▶ Instruction
Isolate every line in the records below with "cibo" in it.

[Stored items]

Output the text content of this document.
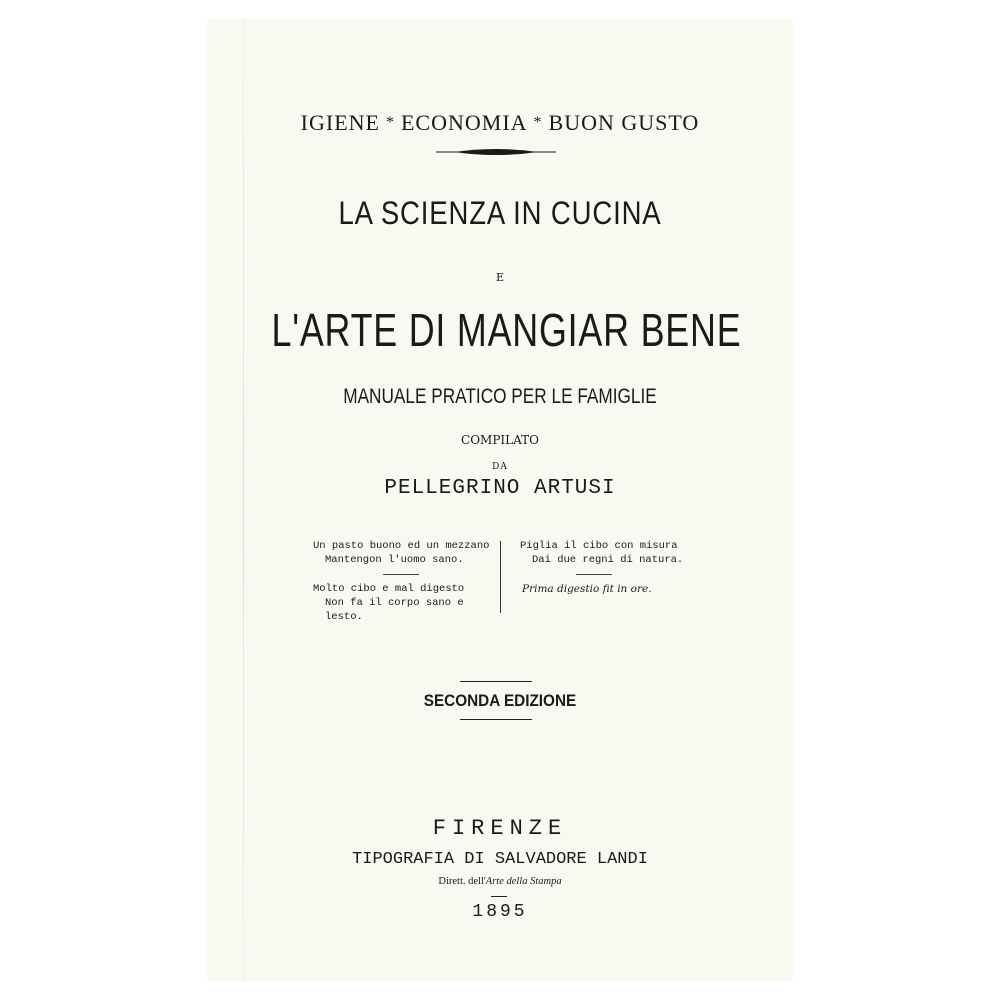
IGIENE * ECONOMIA * BUON GUSTO
LA SCIENZA IN CUCINA
E
L'ARTE DI MANGIAR BENE
MANUALE PRATICO PER LE FAMIGLIE
COMPILATO
DA
PELLEGRINO ARTUSI
Un pasto buono ed un mezzano
Mantengon l'uomo sano.
Molto cibo e mal digesto
Non fa il corpo sano e lesto.
Piglia il cibo con misura
Dai due regni di natura.
Prima digestio fit in ore.
SECONDA EDIZIONE
FIRENZE
TIPOGRAFIA DI SALVADORE LANDI
Dirett. dell'Arte della Stampa
1895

▶ Problem solution
Molto cibo e mal digesto
Piglia il cibo con misura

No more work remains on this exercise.